**Information provided:**

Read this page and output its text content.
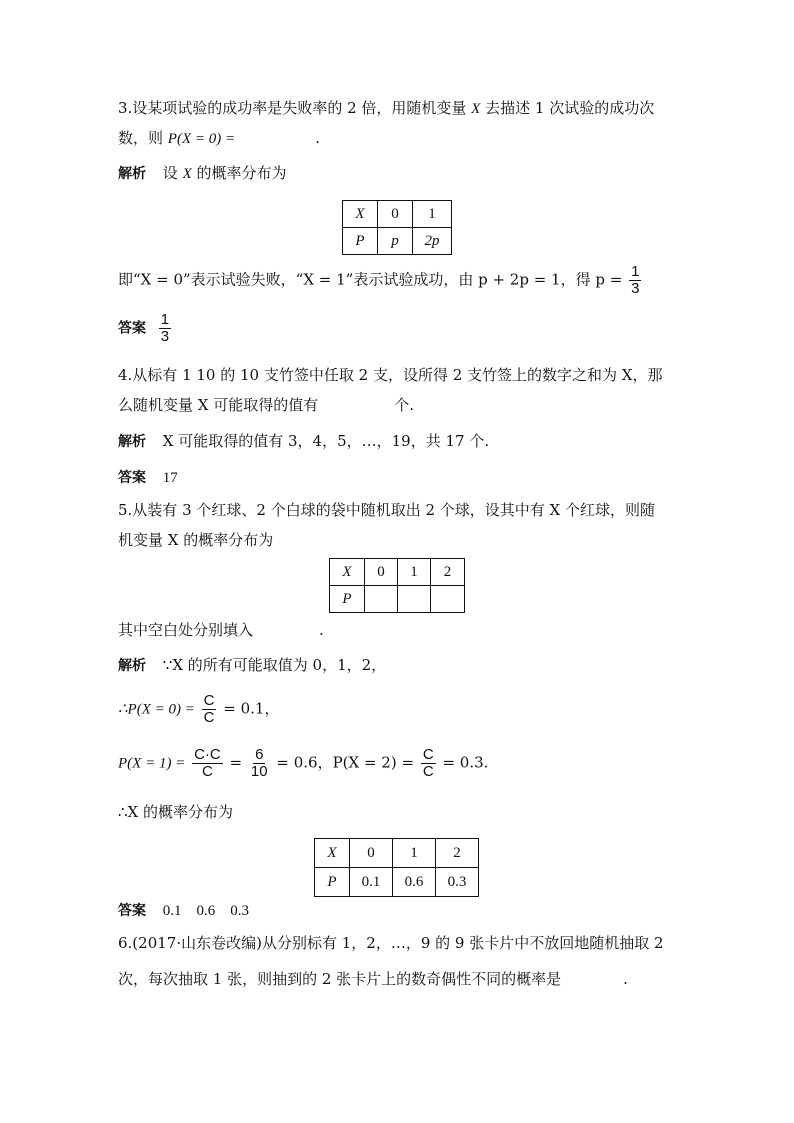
3.设某项试验的成功率是失败率的 2 倍，用随机变量 X 去描述 1 次试验的成功次
数，则 P(X = 0) =	.
解析 设 X 的概率分布为
X	0	1
P	p	2p
即“X = 0”表示试验失败，“X = 1”表示试验成功，由 p + 2p = 1，得 $p = \frac{1}{3}$
答案 $\frac{1}{3}$
4.从标有 1 10 的 10 支竹签中任取 2 支，设所得 2 支竹签上的数字之和为 X，那
么随机变量 X 可能取得的值有	个.
解析 X 可能取得的值有 3，4，5，…，19，共 17 个.
答案 17
5.从装有 3 个红球、2 个白球的袋中随机取出 2 个球，设其中有 X 个红球，则随
机变量 X 的概率分布为
X	0	1	2
P			
其中空白处分别填入	.
解析 ∵X 的所有可能取值为 0，1，2，
∴P(X = $0) = \frac{C}{C} = 0.1$，
$P(X = 1) = \frac{C\cdot C}{C} = \frac{6}{10} = 0.6$，$P(X = 2) = \frac{C}{C} = 0.3$.
∴X 的概率分布为
X	0	1	2
P	0.1	0.6	0.3
答案 0.1　0.6　0.3
6.(2017·山东卷改编)从分别标有 1，2，…，9 的 9 张卡片中不放回地随机抽取 2
次，每次抽取 1 张，则抽到的 2 张卡片上的数奇偶性不同的概率是	.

**Set task:** Copy every line from the entries that contains the word "可能取得的值有".

**Finished task:**
么随机变量 X 可能取得的值有	个.
解析 X 可能取得的值有 3，4，5，…，19，共 17 个.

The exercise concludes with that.